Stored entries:
<<<<

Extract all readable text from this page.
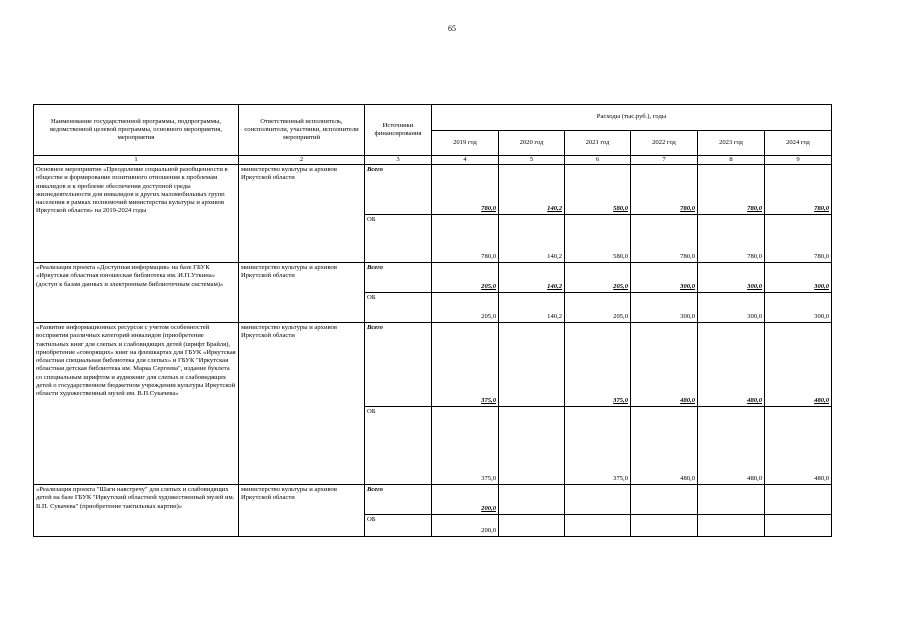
65
Наименование государственной программы, подпрограммы, ведомственной целевой программы, основного мероприятия, мероприятия	Ответственный исполнитель, соисполнители, участники, исполнители мероприятий	Источники финансирования	Расходы (тыс.руб.), годы					
			2019 год	2020 год	2021 год	2022 год	2023 год	2024 год
1	2	3	4	5	6	7	8	9
Основное мероприятие «Преодоление социальной разобщенности в обществе и формирование позитивного отношения к проблемам инвалидов и к проблеме обеспечения доступной среды жизнедеятельности для инвалидов и других маломобильных групп населения в рамках полномочий министерства культуры и архивов Иркутской области» на 2019-2024 годы	министерство культуры и архивов Иркутской области	Всего	780,0	140,2	580,0	780,0	780,0	780,0
		ОБ	780,0	140,2	580,0	780,0	780,0	780,0
«Реализация проекта «Доступная информация» на базе ГБУК «Иркутская областная юношеская библиотека им. И.П.Уткина» (доступ к базам данных и электронным библиотечным системам)»	министерство культуры и архивов Иркутской области	Всего	205,0	140,2	205,0	300,0	300,0	300,0
		ОБ	205,0	140,2	205,0	300,0	300,0	300,0
«Развитие информационных ресурсов с учетом особенностей восприятия различных категорий инвалидов (приобретение тактильных книг для слепых и слабовидящих детей (шрифт Брайля), приобретение «говорящих» книг на флешкартах для ГБУК «Иркутская областная специальная библиотека для слепых» и ГБУК "Иркутская областная детская библиотека им. Марка Сергеева", издание буклета со специальным шрифтом и аудиокниг для слепых и слабовидящих детей о государственном бюджетном учреждении культуры Иркутской области художественный музей им. В.П.Сукачева»	министерство культуры и архивов Иркутской области	Всего	375,0		375,0	480,0	480,0	480,0
		ОБ	375,0		375,0	480,0	480,0	480,0
«Реализация проекта "Шаги навстречу" для слепых и слабовидящих детей на базе ГБУК "Иркутский областной художественный музей им. В.П. Сукачева" (приобретение тактильных картин)»	министерство культуры и архивов Иркутской области	Всего	200,0					
		ОБ	200,0					
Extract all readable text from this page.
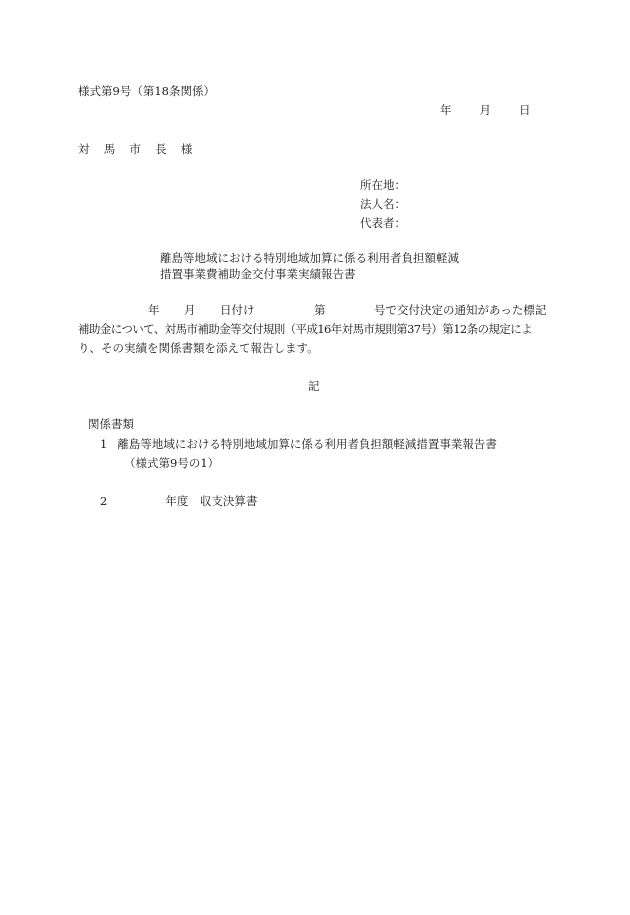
様式第9号（第18条関係）
年 月 日
対 馬 市 長 様
所在地：
法人名：
代表者：
離島等地域における特別地域加算に係る利用者負担額軽減
措置事業費補助金交付事業実績報告書
年 月 日付け	第	号で交付決定の通知があった標記
補助金について、対馬市補助金等交付規則（平成16年対馬市規則第37号）第12条の規定によ
り、その実績を関係書類を添えて報告します。
記
関係書類
1 離島等地域における特別地域加算に係る利用者負担額軽減措置事業報告書
（様式第9号の1）
2	年度　収支決算書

>>>>

▸ **TASK TO COMPLETE**:
Each line of the data that includes the word "Сукачева" counts once; report the total and nothing more.

▸ **RESULT OF THIS EXERCISE**:
2